*Excerpted passage*:
===

The application features a modular architecture that pipelines the same RT-DETR detector used by the 2D single-camera profile with Multi-View 3D Tracking (MV3DT), a distributed real-time multi-view multi-target 3D tracking framework introduced in DeepStream 8.0.

RT-DETR generates 2D bounding boxes for warehouse-relevant classes such as people, humanoid robots, autonomous mobile robots, and warehouse equipment. Refer to the TAO RT-DETR Finetuning page for more details on the model architecture and training process.

MV3DT is implemented as an additional module in the NvMultiObjectTracker low-level tracker library. Each camera performs object detection and Single-View 3D Tracking (SV3DT) with an optional pose estimation model, producing global 3D measurements from 2D image coordinates using its camera projection matrix and 3D object models. Cameras with overlapping fields of view (FOVs) collaborate over an MQTT message broker to:

  • Negotiate decentralized, globally unique IDs when targets first appear in the camera network.

  • Propagate IDs across overlapping camera handovers and through occlusions.

===

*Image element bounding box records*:
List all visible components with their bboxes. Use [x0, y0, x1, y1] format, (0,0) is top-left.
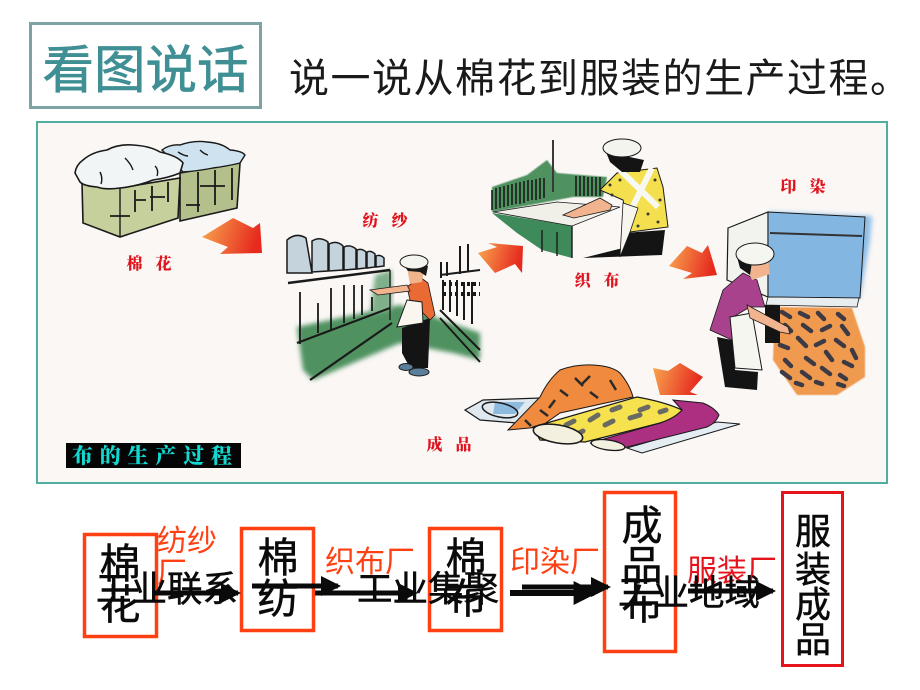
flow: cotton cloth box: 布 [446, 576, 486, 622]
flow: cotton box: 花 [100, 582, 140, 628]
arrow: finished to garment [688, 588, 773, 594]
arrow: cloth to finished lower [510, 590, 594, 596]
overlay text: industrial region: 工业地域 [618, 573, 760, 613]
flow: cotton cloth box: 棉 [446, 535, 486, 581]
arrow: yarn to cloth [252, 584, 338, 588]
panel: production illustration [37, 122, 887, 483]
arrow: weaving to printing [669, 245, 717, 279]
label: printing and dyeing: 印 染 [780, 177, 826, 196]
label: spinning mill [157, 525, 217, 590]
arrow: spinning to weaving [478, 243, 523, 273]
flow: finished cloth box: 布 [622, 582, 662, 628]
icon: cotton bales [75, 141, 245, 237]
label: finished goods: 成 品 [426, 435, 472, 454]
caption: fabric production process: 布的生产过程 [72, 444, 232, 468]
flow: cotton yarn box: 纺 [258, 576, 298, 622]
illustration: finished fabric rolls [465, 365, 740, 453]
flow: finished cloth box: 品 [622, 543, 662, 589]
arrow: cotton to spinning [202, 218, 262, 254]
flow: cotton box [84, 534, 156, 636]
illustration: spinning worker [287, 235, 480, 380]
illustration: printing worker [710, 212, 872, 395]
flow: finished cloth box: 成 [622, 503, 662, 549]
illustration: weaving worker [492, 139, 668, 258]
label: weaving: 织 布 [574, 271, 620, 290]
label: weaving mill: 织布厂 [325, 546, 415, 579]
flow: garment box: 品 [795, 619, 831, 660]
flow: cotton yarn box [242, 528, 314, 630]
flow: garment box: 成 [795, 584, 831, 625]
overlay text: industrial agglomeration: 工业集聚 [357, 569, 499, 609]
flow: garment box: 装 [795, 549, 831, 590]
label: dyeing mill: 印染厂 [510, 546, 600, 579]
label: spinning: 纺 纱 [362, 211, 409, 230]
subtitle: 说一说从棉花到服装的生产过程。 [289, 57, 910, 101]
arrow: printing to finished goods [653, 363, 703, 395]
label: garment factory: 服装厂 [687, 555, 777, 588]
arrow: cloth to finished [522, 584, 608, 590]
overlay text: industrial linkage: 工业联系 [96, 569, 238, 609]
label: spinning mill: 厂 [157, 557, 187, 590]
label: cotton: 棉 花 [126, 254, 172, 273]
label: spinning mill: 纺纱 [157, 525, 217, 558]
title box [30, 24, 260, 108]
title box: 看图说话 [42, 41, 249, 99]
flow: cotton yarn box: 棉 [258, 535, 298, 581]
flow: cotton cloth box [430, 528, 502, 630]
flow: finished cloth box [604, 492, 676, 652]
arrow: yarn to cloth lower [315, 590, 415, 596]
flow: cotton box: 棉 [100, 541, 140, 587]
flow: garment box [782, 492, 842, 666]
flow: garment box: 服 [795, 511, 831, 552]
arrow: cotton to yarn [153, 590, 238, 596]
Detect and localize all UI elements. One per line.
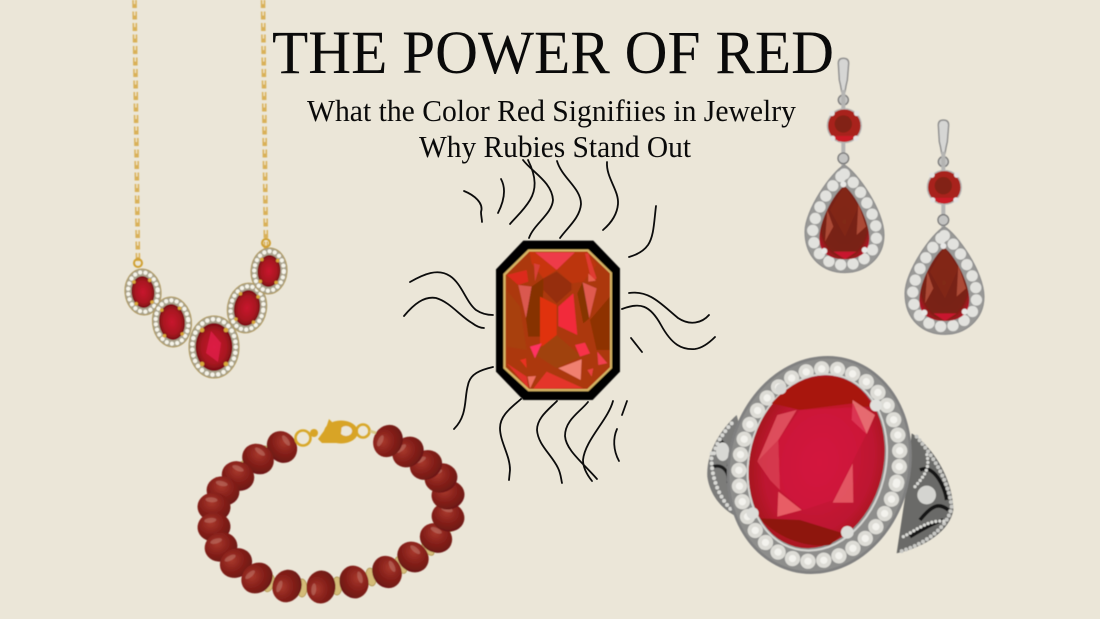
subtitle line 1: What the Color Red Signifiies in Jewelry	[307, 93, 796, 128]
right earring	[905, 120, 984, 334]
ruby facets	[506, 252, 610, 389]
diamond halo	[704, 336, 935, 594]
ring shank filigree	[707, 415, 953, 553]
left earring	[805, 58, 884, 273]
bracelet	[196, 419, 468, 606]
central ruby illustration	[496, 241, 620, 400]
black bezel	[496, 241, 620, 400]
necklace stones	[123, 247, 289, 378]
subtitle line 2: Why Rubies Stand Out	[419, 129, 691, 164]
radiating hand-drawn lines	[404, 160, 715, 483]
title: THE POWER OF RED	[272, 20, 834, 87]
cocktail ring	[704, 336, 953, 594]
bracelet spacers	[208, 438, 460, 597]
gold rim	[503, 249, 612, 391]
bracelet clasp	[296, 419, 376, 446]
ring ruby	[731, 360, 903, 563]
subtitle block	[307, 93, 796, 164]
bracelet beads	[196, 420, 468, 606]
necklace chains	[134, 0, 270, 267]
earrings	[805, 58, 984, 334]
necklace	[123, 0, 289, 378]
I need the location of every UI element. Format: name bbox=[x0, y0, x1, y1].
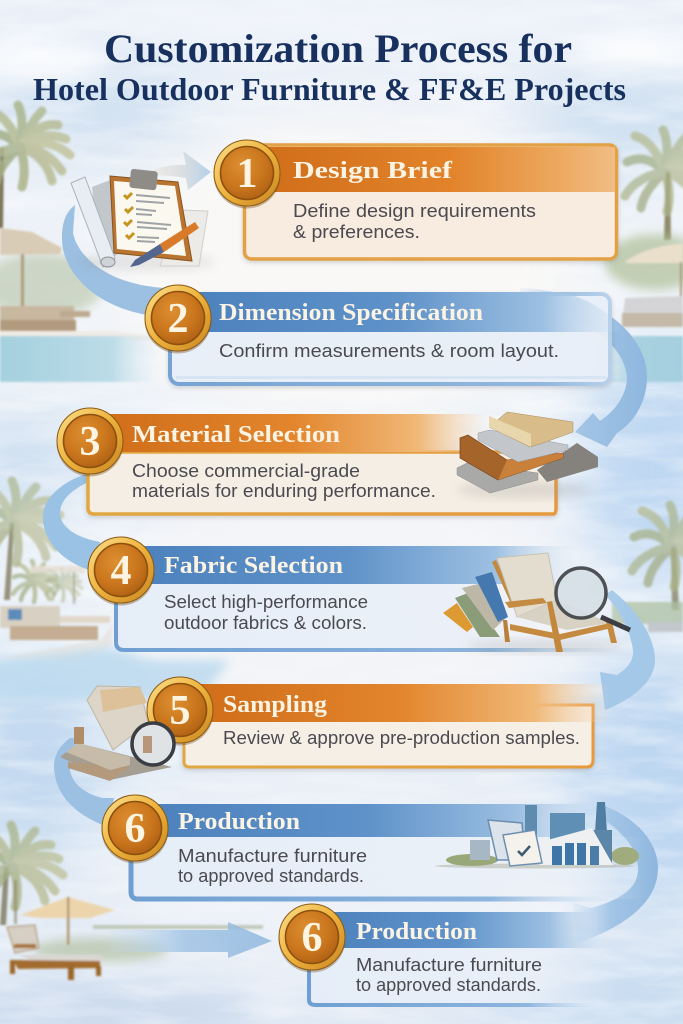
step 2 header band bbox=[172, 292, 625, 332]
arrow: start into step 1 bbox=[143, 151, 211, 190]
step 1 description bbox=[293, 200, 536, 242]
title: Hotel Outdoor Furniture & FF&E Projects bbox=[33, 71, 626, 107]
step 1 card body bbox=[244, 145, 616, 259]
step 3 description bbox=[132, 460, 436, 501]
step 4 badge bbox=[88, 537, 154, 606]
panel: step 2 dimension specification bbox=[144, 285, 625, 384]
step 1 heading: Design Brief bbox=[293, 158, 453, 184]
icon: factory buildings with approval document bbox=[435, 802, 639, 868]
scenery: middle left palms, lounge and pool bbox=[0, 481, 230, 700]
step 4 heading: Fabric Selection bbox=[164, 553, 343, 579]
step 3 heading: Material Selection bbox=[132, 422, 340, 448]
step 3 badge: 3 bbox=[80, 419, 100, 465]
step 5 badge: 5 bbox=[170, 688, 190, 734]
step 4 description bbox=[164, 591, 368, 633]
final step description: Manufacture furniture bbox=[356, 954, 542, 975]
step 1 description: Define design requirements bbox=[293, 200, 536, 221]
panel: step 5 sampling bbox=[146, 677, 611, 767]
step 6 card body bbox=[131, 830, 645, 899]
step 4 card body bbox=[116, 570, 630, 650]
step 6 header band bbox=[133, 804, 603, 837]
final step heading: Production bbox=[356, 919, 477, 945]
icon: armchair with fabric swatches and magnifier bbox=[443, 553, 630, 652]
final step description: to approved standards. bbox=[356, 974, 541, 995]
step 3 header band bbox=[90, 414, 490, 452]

===

*Request 1*: In the excerpted passage on multi-view 3D tracking, what do cameras with overlapping fields of view collaborate over?
*Request 2*: Give the lines of the records as a Markdown table with the columns Row and Line, starting with the line that contains "subtitle line 1: What" and going on through the line that contains "0, 289, 378]", and leave out any blank lines.
The records are unrelated to the text.

*Result 1*: An MQTT message broker.

*Result 2*:
| Row | Line |
|---|---|
| 1 | subtitle line 1: What the Color Red Signifiies in Jewelry	[307, 93, 796, 128] |
| 2 | right earring	[905, 120, 984, 334] |
| 3 | ruby facets	[506, 252, 610, 389] |
| 4 | diamond halo	[704, 336, 935, 594] |
| 5 | ring shank filigree	[707, 415, 953, 553] |
| 6 | left earring	[805, 58, 884, 273] |
| 7 | bracelet	[196, 419, 468, 606] |
| 8 | central ruby illustration	[496, 241, 620, 400] |
| 9 | black bezel	[496, 241, 620, 400] |
| 10 | necklace stones	[123, 247, 289, 378] |
| 11 | subtitle line 2: Why Rubies Stand Out	[419, 129, 691, 164] |
| 12 | radiating hand-drawn lines	[404, 160, 715, 483] |
| 13 | title: THE POWER OF RED	[272, 20, 834, 87] |
| 14 | cocktail ring	[704, 336, 953, 594] |
| 15 | bracelet spacers	[208, 438, 460, 597] |
| 16 | gold rim	[503, 249, 612, 391] |
| 17 | bracelet clasp	[296, 419, 376, 446] |
| 18 | ring ruby	[731, 360, 903, 563] |
| 19 | subtitle block	[307, 93, 796, 164] |
| 20 | bracelet beads	[196, 420, 468, 606] |
| 21 | necklace chains	[134, 0, 270, 267] |
| 22 | earrings	[805, 58, 984, 334] |
| 23 | necklace	[123, 0, 289, 378] |